#### Direction:
Extract every line from the records below that contains the word "vama".
====== Exercise data ======
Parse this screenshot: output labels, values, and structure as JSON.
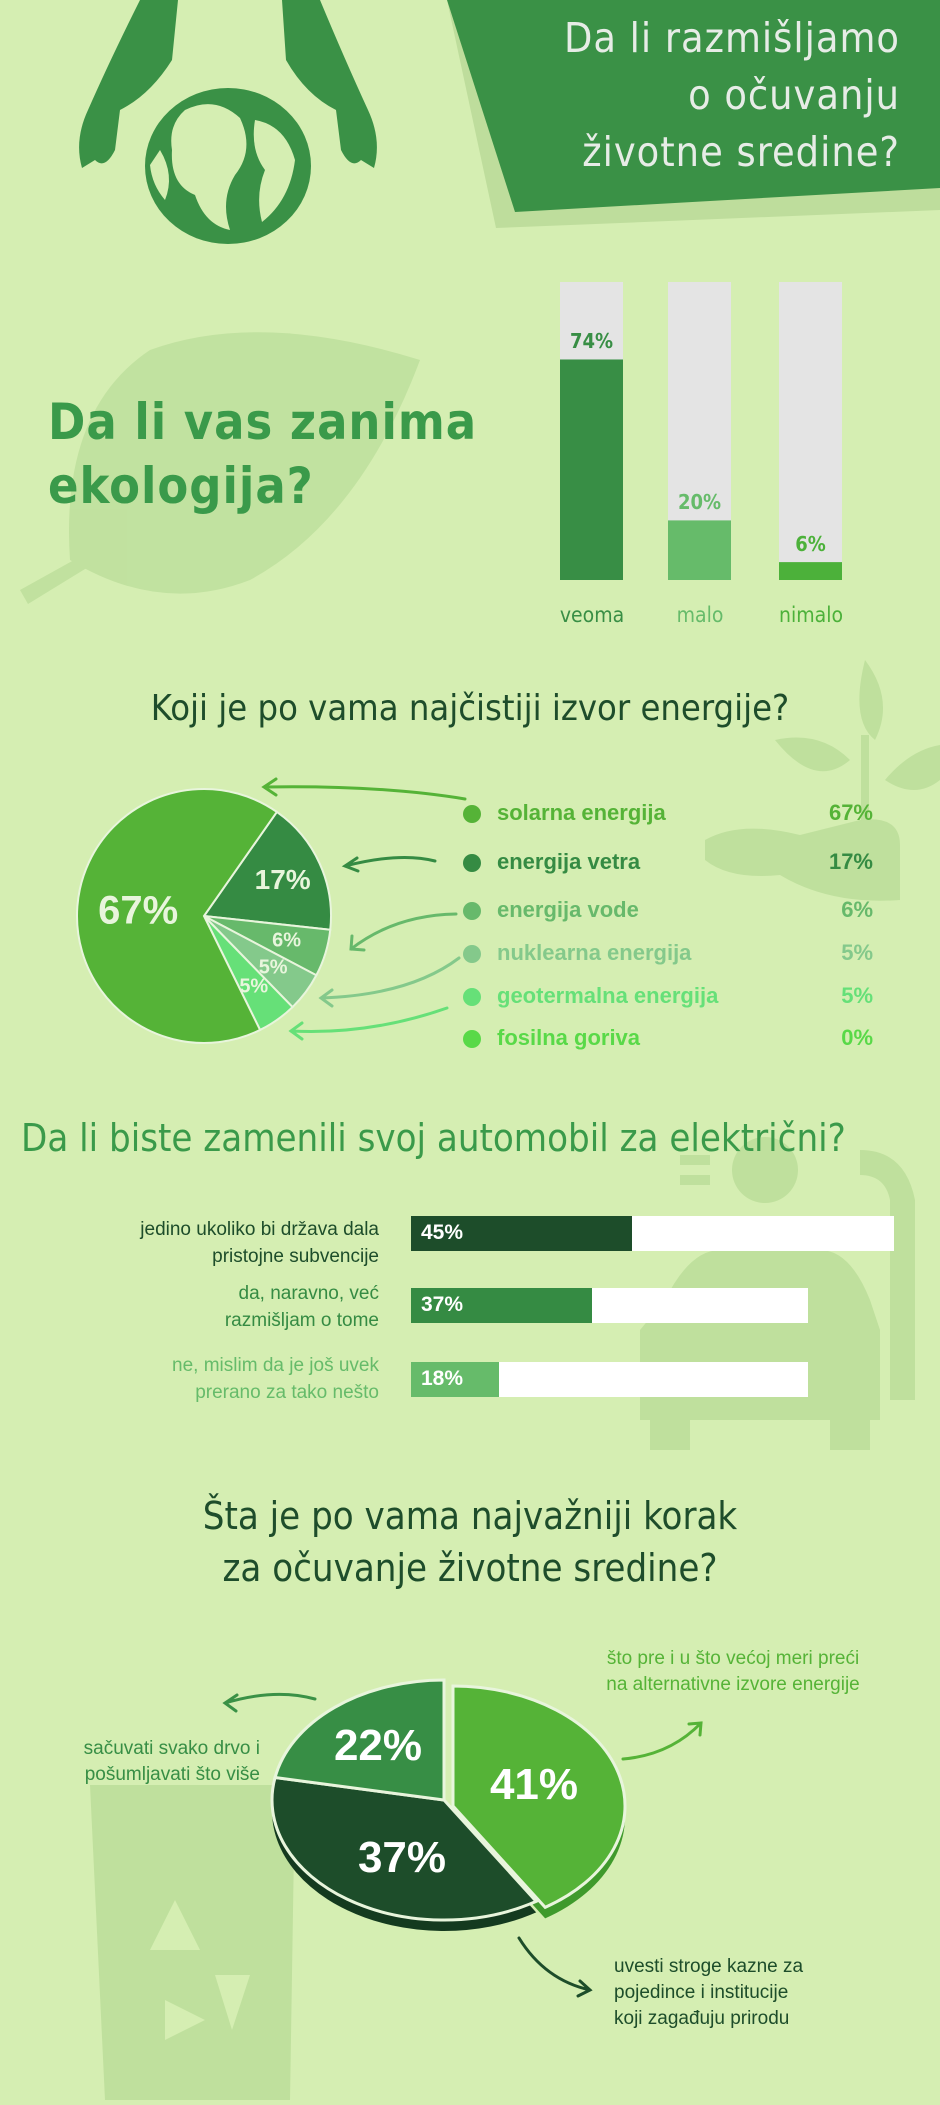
{
  "colors": {
    "background": "#d5eeb2",
    "banner": "#3a9146",
    "dark": "#1e4d2b",
    "accent": "#3a9a4a",
    "bar_track": "#e4e4e4"
  },
  "header": {
    "title_lines": [
      "Da li razmišljamo",
      "o očuvanju",
      "životne sredine?"
    ]
  },
  "chart_data": [
    {
      "type": "bar",
      "title_lines": [
        "Da li vas zanima",
        "ekologija?"
      ],
      "categories": [
        "veoma",
        "malo",
        "nimalo"
      ],
      "values": [
        74,
        20,
        6
      ],
      "labels": [
        "74%",
        "20%",
        "6%"
      ],
      "colors": [
        "#388e45",
        "#66bb6a",
        "#4cb13a"
      ],
      "ylim": [
        0,
        100
      ]
    },
    {
      "type": "pie",
      "title": "Koji je po vama najčistiji izvor energije?",
      "categories": [
        "solarna energija",
        "energija vetra",
        "energija vode",
        "nuklearna energija",
        "geotermalna energija",
        "fosilna goriva"
      ],
      "values": [
        67,
        17,
        6,
        5,
        5,
        0
      ],
      "labels": [
        "67%",
        "17%",
        "6%",
        "5%",
        "5%",
        "0%"
      ],
      "colors": [
        "#55b337",
        "#358b43",
        "#67b96b",
        "#84c98b",
        "#66e078",
        "#59d948"
      ],
      "legend": "right"
    },
    {
      "type": "bar",
      "orientation": "horizontal",
      "title": "Da li biste zamenili svoj automobil za električni?",
      "categories": [
        [
          "jedino ukoliko bi država dala",
          "pristojne subvencije"
        ],
        [
          "da, naravno, već",
          "razmišljam o tome"
        ],
        [
          "ne, mislim da je još uvek",
          "prerano za tako nešto"
        ]
      ],
      "values": [
        45,
        37,
        18
      ],
      "labels": [
        "45%",
        "37%",
        "18%"
      ],
      "colors": [
        "#1d4d2a",
        "#358b43",
        "#66bb6a"
      ],
      "xlim": [
        0,
        100
      ]
    },
    {
      "type": "pie",
      "title_lines": [
        "Šta je po vama najvažniji korak",
        "za očuvanje životne sredine?"
      ],
      "categories": [
        [
          "što pre i u što većoj meri preći",
          "na alternativne izvore energije"
        ],
        [
          "uvesti stroge kazne za",
          "pojedince i institucije",
          "koji zagađuju prirodu"
        ],
        [
          "sačuvati svako drvo i",
          "pošumljavati što više"
        ]
      ],
      "values": [
        41,
        37,
        22
      ],
      "labels": [
        "41%",
        "37%",
        "22%"
      ],
      "colors": [
        "#55b337",
        "#1d4d2a",
        "#378e45"
      ]
    }
  ]
}
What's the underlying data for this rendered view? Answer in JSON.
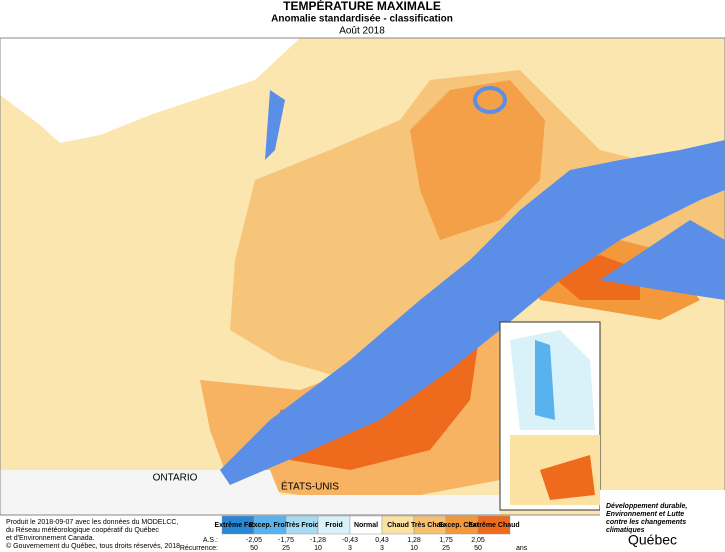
{
  "header": {
    "title": "TEMPÉRATURE MAXIMALE",
    "subtitle": "Anomalie standardisée - classification",
    "date": "Août 2018"
  },
  "map_labels": {
    "ontario": "ONTARIO",
    "usa": "ÉTATS-UNIS"
  },
  "legend": {
    "classes": [
      {
        "label": "Extrême Froid",
        "color": "#2a87d4"
      },
      {
        "label": "Excep. Froid",
        "color": "#57b2ee"
      },
      {
        "label": "Très Froid",
        "color": "#a8dcf4"
      },
      {
        "label": "Froid",
        "color": "#d9f1f8"
      },
      {
        "label": "Normal",
        "color": "#ffffff"
      },
      {
        "label": "Chaud",
        "color": "#fbe2a2"
      },
      {
        "label": "Très Chaud",
        "color": "#f7bf6e"
      },
      {
        "label": "Excep. Chaud",
        "color": "#f3993b"
      },
      {
        "label": "Extrême Chaud",
        "color": "#ee6a1c"
      }
    ],
    "as_label": "A.S.:",
    "as_values": [
      "-2,05",
      "-1,75",
      "-1,28",
      "-0,43",
      "0,43",
      "1,28",
      "1,75",
      "2,05"
    ],
    "recurrence_label": "Récurrence:",
    "recurrence_values": [
      "50",
      "25",
      "10",
      "3",
      "3",
      "10",
      "25",
      "50"
    ],
    "recurrence_unit": "ans"
  },
  "credits": {
    "lines": [
      "Produit le 2018-09-07 avec les données du MODELCC,",
      "du Réseau météorologique coopératif du Québec",
      "et d'Environnement Canada."
    ],
    "copyright": "© Gouvernement du Québec, tous droits réservés, 2018"
  },
  "logo": {
    "ministry": [
      "Développement durable,",
      "Environnement et Lutte",
      "contre les changements",
      "climatiques"
    ],
    "name": "Québec"
  }
}
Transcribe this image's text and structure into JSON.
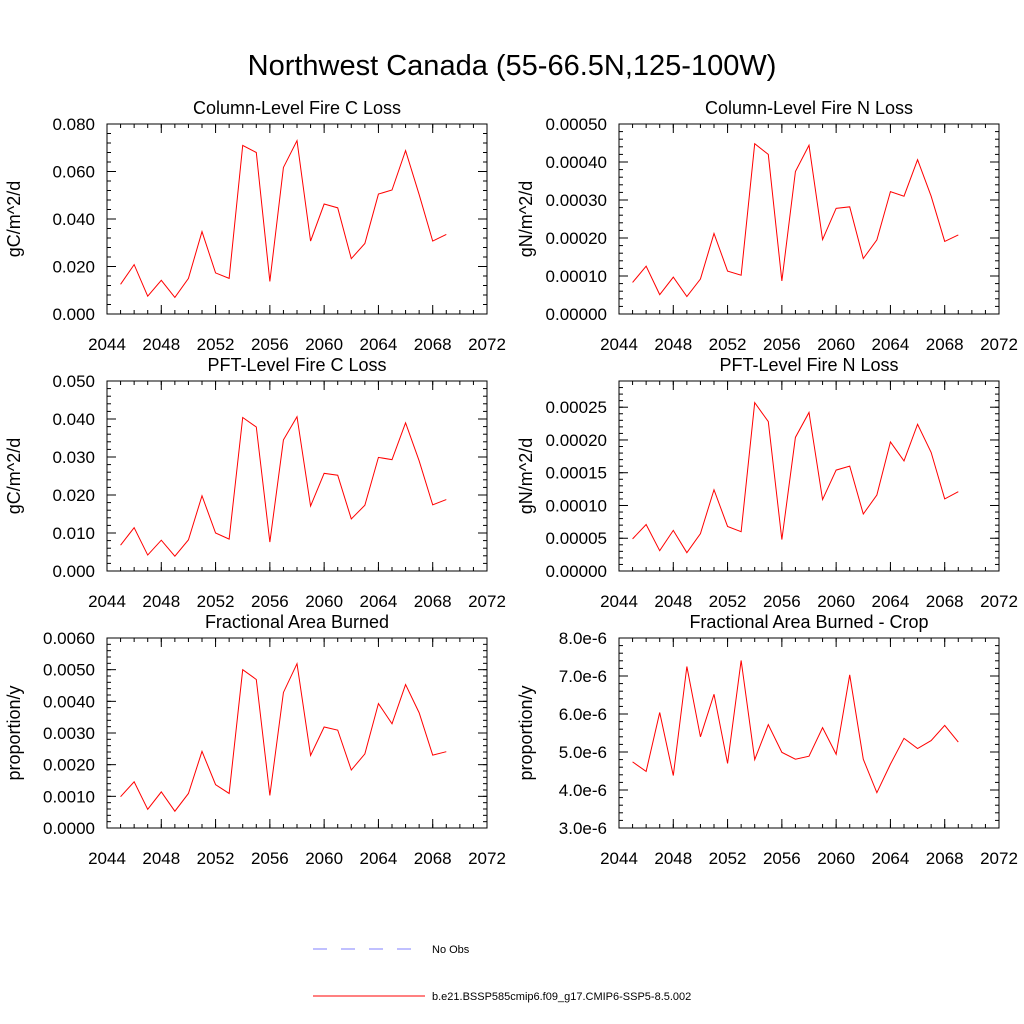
======
#### Reply to the exercise:
      "title": "Koji je po vama najčistiji izvor energije?",
        "Šta je po vama najvažniji korak",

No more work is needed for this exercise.